:: YOUR TASK ::
Could you please output all of the data exactly, without the images?

:: Dataset records ::

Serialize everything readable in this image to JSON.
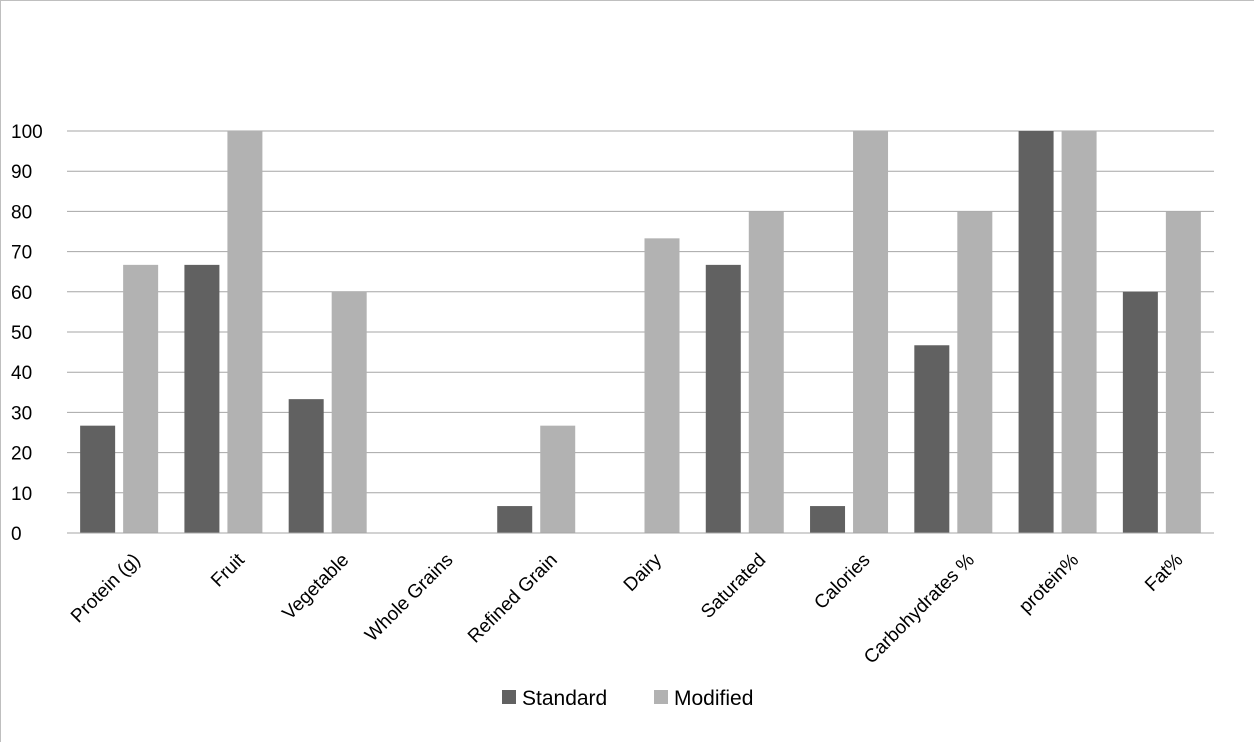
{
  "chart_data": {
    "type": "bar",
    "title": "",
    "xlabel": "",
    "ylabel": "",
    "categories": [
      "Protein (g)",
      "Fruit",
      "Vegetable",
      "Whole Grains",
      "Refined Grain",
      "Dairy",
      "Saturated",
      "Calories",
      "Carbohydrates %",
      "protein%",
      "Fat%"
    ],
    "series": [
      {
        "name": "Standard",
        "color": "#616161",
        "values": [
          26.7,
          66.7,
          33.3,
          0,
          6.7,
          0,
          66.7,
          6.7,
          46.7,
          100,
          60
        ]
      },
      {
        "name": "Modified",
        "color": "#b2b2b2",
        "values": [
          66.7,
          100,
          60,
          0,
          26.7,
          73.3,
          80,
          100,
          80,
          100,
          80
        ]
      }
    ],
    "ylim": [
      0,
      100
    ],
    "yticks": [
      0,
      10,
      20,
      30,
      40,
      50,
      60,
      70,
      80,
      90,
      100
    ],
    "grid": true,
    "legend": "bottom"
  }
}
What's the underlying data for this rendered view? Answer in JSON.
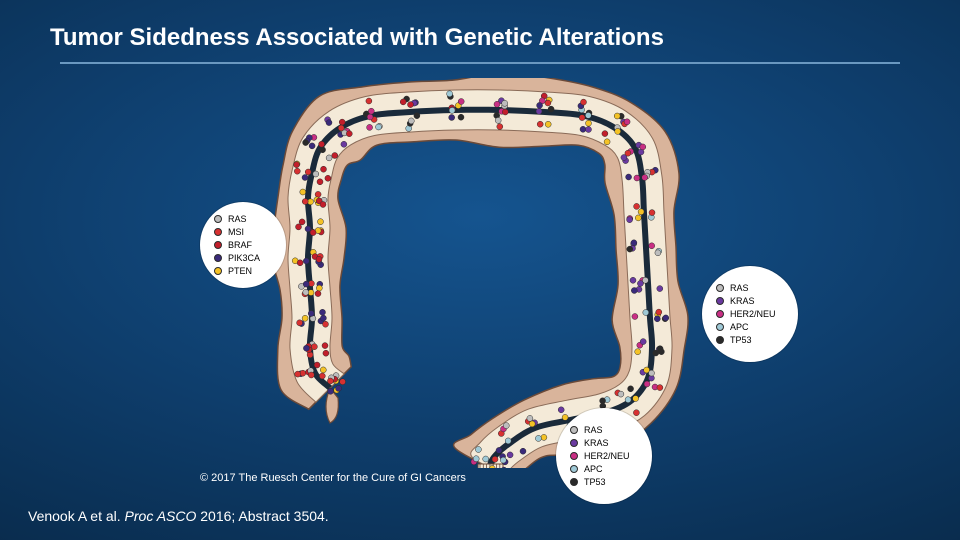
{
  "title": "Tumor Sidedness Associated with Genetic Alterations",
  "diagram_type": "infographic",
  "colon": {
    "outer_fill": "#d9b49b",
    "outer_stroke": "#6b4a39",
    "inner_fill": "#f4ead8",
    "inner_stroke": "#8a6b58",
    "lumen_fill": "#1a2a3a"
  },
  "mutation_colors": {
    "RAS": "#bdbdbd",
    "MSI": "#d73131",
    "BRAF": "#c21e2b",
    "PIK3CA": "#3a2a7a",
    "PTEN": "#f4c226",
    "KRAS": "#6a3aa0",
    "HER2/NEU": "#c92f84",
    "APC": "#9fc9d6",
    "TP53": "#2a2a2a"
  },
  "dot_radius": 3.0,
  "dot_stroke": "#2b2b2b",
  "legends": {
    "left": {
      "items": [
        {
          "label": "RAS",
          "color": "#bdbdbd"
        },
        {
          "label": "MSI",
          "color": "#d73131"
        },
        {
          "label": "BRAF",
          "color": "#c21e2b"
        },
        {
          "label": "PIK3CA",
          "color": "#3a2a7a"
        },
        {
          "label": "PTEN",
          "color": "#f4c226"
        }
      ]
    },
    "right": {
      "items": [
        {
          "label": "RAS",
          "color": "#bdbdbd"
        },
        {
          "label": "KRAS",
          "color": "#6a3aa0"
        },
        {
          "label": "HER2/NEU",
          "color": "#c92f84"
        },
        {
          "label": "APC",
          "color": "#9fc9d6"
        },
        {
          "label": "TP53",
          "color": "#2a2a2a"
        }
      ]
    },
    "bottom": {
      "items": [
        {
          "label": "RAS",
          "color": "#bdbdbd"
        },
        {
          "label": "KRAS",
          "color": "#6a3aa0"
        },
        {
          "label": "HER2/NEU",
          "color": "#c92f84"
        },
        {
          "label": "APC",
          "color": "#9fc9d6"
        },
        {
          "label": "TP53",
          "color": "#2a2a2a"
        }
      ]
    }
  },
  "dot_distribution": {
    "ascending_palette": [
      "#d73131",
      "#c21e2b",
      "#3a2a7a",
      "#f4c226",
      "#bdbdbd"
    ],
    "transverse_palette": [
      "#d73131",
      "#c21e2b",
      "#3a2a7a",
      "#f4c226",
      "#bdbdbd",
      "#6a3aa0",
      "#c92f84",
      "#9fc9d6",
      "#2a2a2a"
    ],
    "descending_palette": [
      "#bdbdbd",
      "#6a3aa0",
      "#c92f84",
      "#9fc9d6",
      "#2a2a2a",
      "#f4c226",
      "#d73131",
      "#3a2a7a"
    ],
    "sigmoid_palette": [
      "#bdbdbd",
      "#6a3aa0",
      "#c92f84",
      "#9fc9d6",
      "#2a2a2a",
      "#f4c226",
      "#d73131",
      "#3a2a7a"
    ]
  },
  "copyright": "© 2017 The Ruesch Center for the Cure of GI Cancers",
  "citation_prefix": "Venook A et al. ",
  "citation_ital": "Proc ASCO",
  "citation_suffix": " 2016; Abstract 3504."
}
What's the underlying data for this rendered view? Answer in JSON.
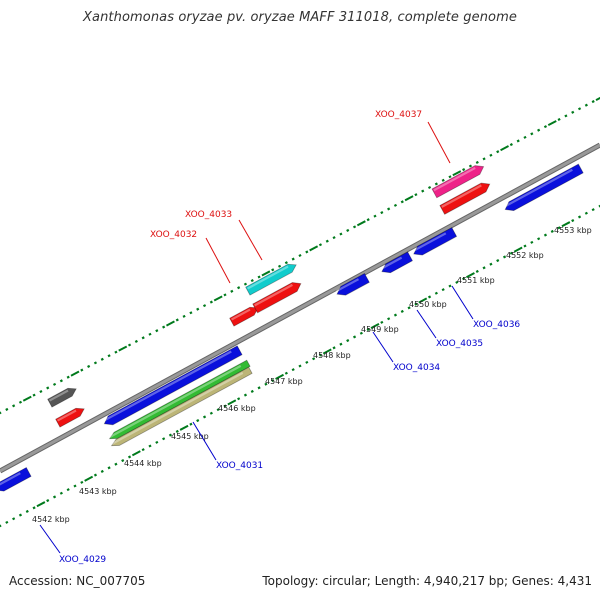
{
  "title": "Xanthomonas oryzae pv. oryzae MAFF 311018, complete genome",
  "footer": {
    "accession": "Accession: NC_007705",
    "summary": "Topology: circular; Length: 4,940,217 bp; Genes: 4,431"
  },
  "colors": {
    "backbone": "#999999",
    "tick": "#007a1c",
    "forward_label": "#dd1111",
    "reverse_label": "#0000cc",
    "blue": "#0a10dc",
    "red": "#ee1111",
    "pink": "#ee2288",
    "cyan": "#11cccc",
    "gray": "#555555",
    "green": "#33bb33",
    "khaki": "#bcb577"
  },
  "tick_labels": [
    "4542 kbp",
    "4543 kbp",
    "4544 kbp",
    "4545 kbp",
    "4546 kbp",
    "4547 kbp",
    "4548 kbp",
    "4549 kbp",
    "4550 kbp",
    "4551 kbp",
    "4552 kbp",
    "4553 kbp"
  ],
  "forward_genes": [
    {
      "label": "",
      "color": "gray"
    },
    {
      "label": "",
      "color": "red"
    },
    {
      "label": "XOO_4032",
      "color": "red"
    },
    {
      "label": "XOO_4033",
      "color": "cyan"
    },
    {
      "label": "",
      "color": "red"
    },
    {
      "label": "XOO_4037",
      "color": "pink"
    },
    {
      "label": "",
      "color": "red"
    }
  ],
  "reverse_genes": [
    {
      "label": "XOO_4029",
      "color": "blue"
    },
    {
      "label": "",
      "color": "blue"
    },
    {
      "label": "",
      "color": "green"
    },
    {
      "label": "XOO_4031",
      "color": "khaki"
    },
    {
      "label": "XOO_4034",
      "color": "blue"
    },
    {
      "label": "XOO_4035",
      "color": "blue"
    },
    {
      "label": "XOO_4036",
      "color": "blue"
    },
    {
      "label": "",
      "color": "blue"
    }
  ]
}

:: ANSWER SECTION ::
Serialize everything readable in this image to JSON.
{
  "chart_data": {
    "type": "bar",
    "title": "",
    "xlabel": "",
    "ylabel": "",
    "categories": [
      "Protein (g)",
      "Fruit",
      "Vegetable",
      "Whole Grains",
      "Refined Grain",
      "Dairy",
      "Saturated",
      "Calories",
      "Carbohydrates %",
      "protein%",
      "Fat%"
    ],
    "series": [
      {
        "name": "Standard",
        "color": "#616161",
        "values": [
          26.7,
          66.7,
          33.3,
          0,
          6.7,
          0,
          66.7,
          6.7,
          46.7,
          100,
          60
        ]
      },
      {
        "name": "Modified",
        "color": "#b2b2b2",
        "values": [
          66.7,
          100,
          60,
          0,
          26.7,
          73.3,
          80,
          100,
          80,
          100,
          80
        ]
      }
    ],
    "ylim": [
      0,
      100
    ],
    "yticks": [
      0,
      10,
      20,
      30,
      40,
      50,
      60,
      70,
      80,
      90,
      100
    ],
    "grid": true,
    "legend": "bottom"
  }
}
What's the underlying data for this rendered view? Answer in JSON.
{
  "title": "Tumor Sidedness Associated with Genetic Alterations",
  "diagram_type": "infographic",
  "colon": {
    "outer_fill": "#d9b49b",
    "outer_stroke": "#6b4a39",
    "inner_fill": "#f4ead8",
    "inner_stroke": "#8a6b58",
    "lumen_fill": "#1a2a3a"
  },
  "mutation_colors": {
    "RAS": "#bdbdbd",
    "MSI": "#d73131",
    "BRAF": "#c21e2b",
    "PIK3CA": "#3a2a7a",
    "PTEN": "#f4c226",
    "KRAS": "#6a3aa0",
    "HER2/NEU": "#c92f84",
    "APC": "#9fc9d6",
    "TP53": "#2a2a2a"
  },
  "dot_radius": 3.0,
  "dot_stroke": "#2b2b2b",
  "legends": {
    "left": {
      "items": [
        {
          "label": "RAS",
          "color": "#bdbdbd"
        },
        {
          "label": "MSI",
          "color": "#d73131"
        },
        {
          "label": "BRAF",
          "color": "#c21e2b"
        },
        {
          "label": "PIK3CA",
          "color": "#3a2a7a"
        },
        {
          "label": "PTEN",
          "color": "#f4c226"
        }
      ]
    },
    "right": {
      "items": [
        {
          "label": "RAS",
          "color": "#bdbdbd"
        },
        {
          "label": "KRAS",
          "color": "#6a3aa0"
        },
        {
          "label": "HER2/NEU",
          "color": "#c92f84"
        },
        {
          "label": "APC",
          "color": "#9fc9d6"
        },
        {
          "label": "TP53",
          "color": "#2a2a2a"
        }
      ]
    },
    "bottom": {
      "items": [
        {
          "label": "RAS",
          "color": "#bdbdbd"
        },
        {
          "label": "KRAS",
          "color": "#6a3aa0"
        },
        {
          "label": "HER2/NEU",
          "color": "#c92f84"
        },
        {
          "label": "APC",
          "color": "#9fc9d6"
        },
        {
          "label": "TP53",
          "color": "#2a2a2a"
        }
      ]
    }
  },
  "dot_distribution": {
    "ascending_palette": [
      "#d73131",
      "#c21e2b",
      "#3a2a7a",
      "#f4c226",
      "#bdbdbd"
    ],
    "transverse_palette": [
      "#d73131",
      "#c21e2b",
      "#3a2a7a",
      "#f4c226",
      "#bdbdbd",
      "#6a3aa0",
      "#c92f84",
      "#9fc9d6",
      "#2a2a2a"
    ],
    "descending_palette": [
      "#bdbdbd",
      "#6a3aa0",
      "#c92f84",
      "#9fc9d6",
      "#2a2a2a",
      "#f4c226",
      "#d73131",
      "#3a2a7a"
    ],
    "sigmoid_palette": [
      "#bdbdbd",
      "#6a3aa0",
      "#c92f84",
      "#9fc9d6",
      "#2a2a2a",
      "#f4c226",
      "#d73131",
      "#3a2a7a"
    ]
  },
  "copyright": "© 2017 The Ruesch Center for the Cure of GI Cancers",
  "citation_prefix": "Venook A et al. ",
  "citation_ital": "Proc ASCO",
  "citation_suffix": " 2016; Abstract 3504."
}
What's the underlying data for this rendered view? Answer in JSON.
{
  "title": "Xanthomonas oryzae pv. oryzae MAFF 311018, complete genome",
  "footer": {
    "accession": "Accession: NC_007705",
    "summary": "Topology: circular; Length: 4,940,217 bp; Genes: 4,431"
  },
  "colors": {
    "backbone": "#999999",
    "tick": "#007a1c",
    "forward_label": "#dd1111",
    "reverse_label": "#0000cc",
    "blue": "#0a10dc",
    "red": "#ee1111",
    "pink": "#ee2288",
    "cyan": "#11cccc",
    "gray": "#555555",
    "green": "#33bb33",
    "khaki": "#bcb577"
  },
  "tick_labels": [
    "4542 kbp",
    "4543 kbp",
    "4544 kbp",
    "4545 kbp",
    "4546 kbp",
    "4547 kbp",
    "4548 kbp",
    "4549 kbp",
    "4550 kbp",
    "4551 kbp",
    "4552 kbp",
    "4553 kbp"
  ],
  "forward_genes": [
    {
      "label": "",
      "color": "gray"
    },
    {
      "label": "",
      "color": "red"
    },
    {
      "label": "XOO_4032",
      "color": "red"
    },
    {
      "label": "XOO_4033",
      "color": "cyan"
    },
    {
      "label": "",
      "color": "red"
    },
    {
      "label": "XOO_4037",
      "color": "pink"
    },
    {
      "label": "",
      "color": "red"
    }
  ],
  "reverse_genes": [
    {
      "label": "XOO_4029",
      "color": "blue"
    },
    {
      "label": "",
      "color": "blue"
    },
    {
      "label": "",
      "color": "green"
    },
    {
      "label": "XOO_4031",
      "color": "khaki"
    },
    {
      "label": "XOO_4034",
      "color": "blue"
    },
    {
      "label": "XOO_4035",
      "color": "blue"
    },
    {
      "label": "XOO_4036",
      "color": "blue"
    },
    {
      "label": "",
      "color": "blue"
    }
  ]
}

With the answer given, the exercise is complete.